[START Records for this exercise]

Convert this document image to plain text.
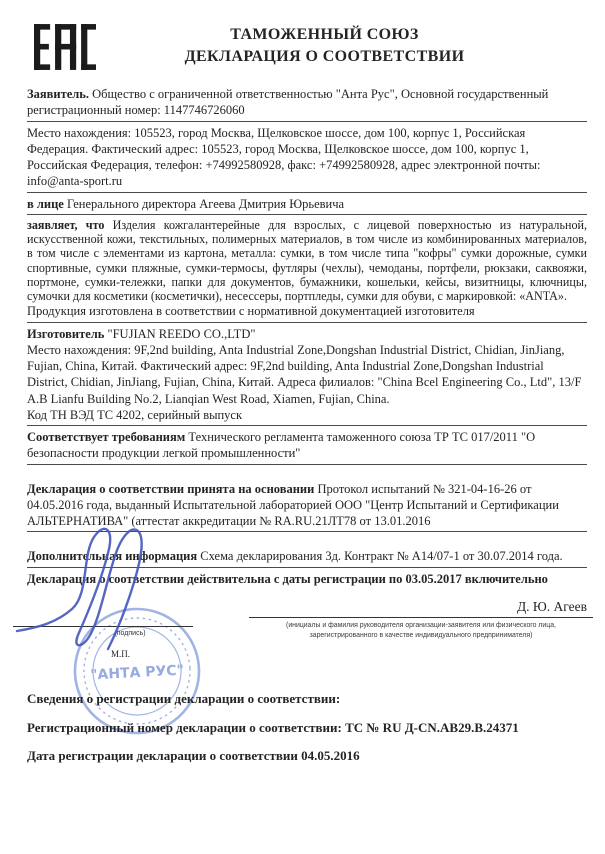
ТАМОЖЕННЫЙ СОЮЗ
ДЕКЛАРАЦИЯ О СООТВЕТСТВИИ

Заявитель. Общество с ограниченной ответственностью "Анта Рус", Основной государственный регистрационный номер: 1147746726060

Место нахождения: 105523, город Москва, Щелковское шоссе, дом 100, корпус 1, Российская Федерация. Фактический адрес: 105523, город Москва, Щелковское шоссе, дом 100, корпус 1, Российская Федерация, телефон: +74992580928, факс: +74992580928, адрес электронной почты: info@anta-sport.ru

в лице Генерального директора Агеева Дмитрия Юрьевича

заявляет, что Изделия кожгалантерейные для взрослых, с лицевой поверхностью из натуральной, искусственной кожи, текстильных, полимерных материалов, в том числе из комбинированных материалов, в том числе с элементами из картона, металла: сумки, в том числе типа "кофры" сумки дорожные, сумки спортивные, сумки пляжные, сумки-термосы, футляры (чехлы), чемоданы, портфели, рюкзаки, саквояжи, портмоне, сумки-тележки, папки для документов, бумажники, кошельки, кейсы, визитницы, ключницы, сумочки для косметики (косметички), несессеры, портпледы, сумки для обуви, с маркировкой: «ANTA».

Продукция изготовлена в соответствии с нормативной документацией изготовителя

Изготовитель "FUJIAN REEDO CO.,LTD"

Место нахождения: 9F,2nd building, Anta Industrial Zone,Dongshan Industrial District, Chidian, JinJiang, Fujian, China, Китай. Фактический адрес: 9F,2nd building, Anta Industrial Zone,Dongshan Industrial District, Chidian, JinJiang, Fujian, China, Китай. Адреса филиалов: "China Bcel Engineering Co., Ltd", 13/F A.B Lianfu Building No.2, Lianqian West Road, Xiamen, Fujian, China.

Код ТН ВЭД ТС 4202, серийный выпуск

Соответствует требованиям Технического регламента таможенного союза ТР ТС 017/2011 "О безопасности продукции легкой промышленности"

Декларация о соответствии принята на основании Протокол испытаний № 321-04-16-26 от 04.05.2016 года, выданный Испытательной лабораторией ООО "Центр Испытаний и Сертификации АЛЬТЕРНАТИВА" (аттестат аккредитации № RA.RU.21ЛТ78 от 13.01.2016

Дополнительная информация Схема декларирования 3д. Контракт № А14/07-1 от 30.07.2014 года.

Декларация о соответствии действительна с даты регистрации по 03.05.2017 включительно

"АНТА РУС"
(подпись)
М.П.
Д. Ю. Агеев
(инициалы и фамилия руководителя организации-заявителя или физического лица,
зарегистрированного в качестве индивидуального предпринимателя)

Сведения о регистрации декларации о соответствии:

Регистрационный номер декларации о соответствии: ТС № RU Д-CN.АВ29.В.24371

Дата регистрации декларации о соответствии 04.05.2016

[END Records for this exercise]

> Required work
Reproduce the material above verbatim; omit every picture.

> Worked solution
Convert this document image to plain text.
ТАМОЖЕННЫЙ СОЮЗ
ДЕКЛАРАЦИЯ О СООТВЕТСТВИИ

Заявитель. Общество с ограниченной ответственностью "Анта Рус", Основной государственный регистрационный номер: 1147746726060

Место нахождения: 105523, город Москва, Щелковское шоссе, дом 100, корпус 1, Российская Федерация. Фактический адрес: 105523, город Москва, Щелковское шоссе, дом 100, корпус 1, Российская Федерация, телефон: +74992580928, факс: +74992580928, адрес электронной почты: info@anta-sport.ru

в лице Генерального директора Агеева Дмитрия Юрьевича

заявляет, что Изделия кожгалантерейные для взрослых, с лицевой поверхностью из натуральной, искусственной кожи, текстильных, полимерных материалов, в том числе из комбинированных материалов, в том числе с элементами из картона, металла: сумки, в том числе типа "кофры" сумки дорожные, сумки спортивные, сумки пляжные, сумки-термосы, футляры (чехлы), чемоданы, портфели, рюкзаки, саквояжи, портмоне, сумки-тележки, папки для документов, бумажники, кошельки, кейсы, визитницы, ключницы, сумочки для косметики (косметички), несессеры, портпледы, сумки для обуви, с маркировкой: «ANTA».

Продукция изготовлена в соответствии с нормативной документацией изготовителя

Изготовитель "FUJIAN REEDO CO.,LTD"

Место нахождения: 9F,2nd building, Anta Industrial Zone,Dongshan Industrial District, Chidian, JinJiang, Fujian, China, Китай. Фактический адрес: 9F,2nd building, Anta Industrial Zone,Dongshan Industrial District, Chidian, JinJiang, Fujian, China, Китай. Адреса филиалов: "China Bcel Engineering Co., Ltd", 13/F A.B Lianfu Building No.2, Lianqian West Road, Xiamen, Fujian, China.

Код ТН ВЭД ТС 4202, серийный выпуск

Соответствует требованиям Технического регламента таможенного союза ТР ТС 017/2011 "О безопасности продукции легкой промышленности"

Декларация о соответствии принята на основании Протокол испытаний № 321-04-16-26 от 04.05.2016 года, выданный Испытательной лабораторией ООО "Центр Испытаний и Сертификации АЛЬТЕРНАТИВА" (аттестат аккредитации № RA.RU.21ЛТ78 от 13.01.2016

Дополнительная информация Схема декларирования 3д. Контракт № А14/07-1 от 30.07.2014 года.

Декларация о соответствии действительна с даты регистрации по 03.05.2017 включительно

"АНТА РУС"
(подпись)
М.П.
Д. Ю. Агеев
(инициалы и фамилия руководителя организации-заявителя или физического лица,
зарегистрированного в качестве индивидуального предпринимателя)

Сведения о регистрации декларации о соответствии:

Регистрационный номер декларации о соответствии: ТС № RU Д-CN.АВ29.В.24371

Дата регистрации декларации о соответствии 04.05.2016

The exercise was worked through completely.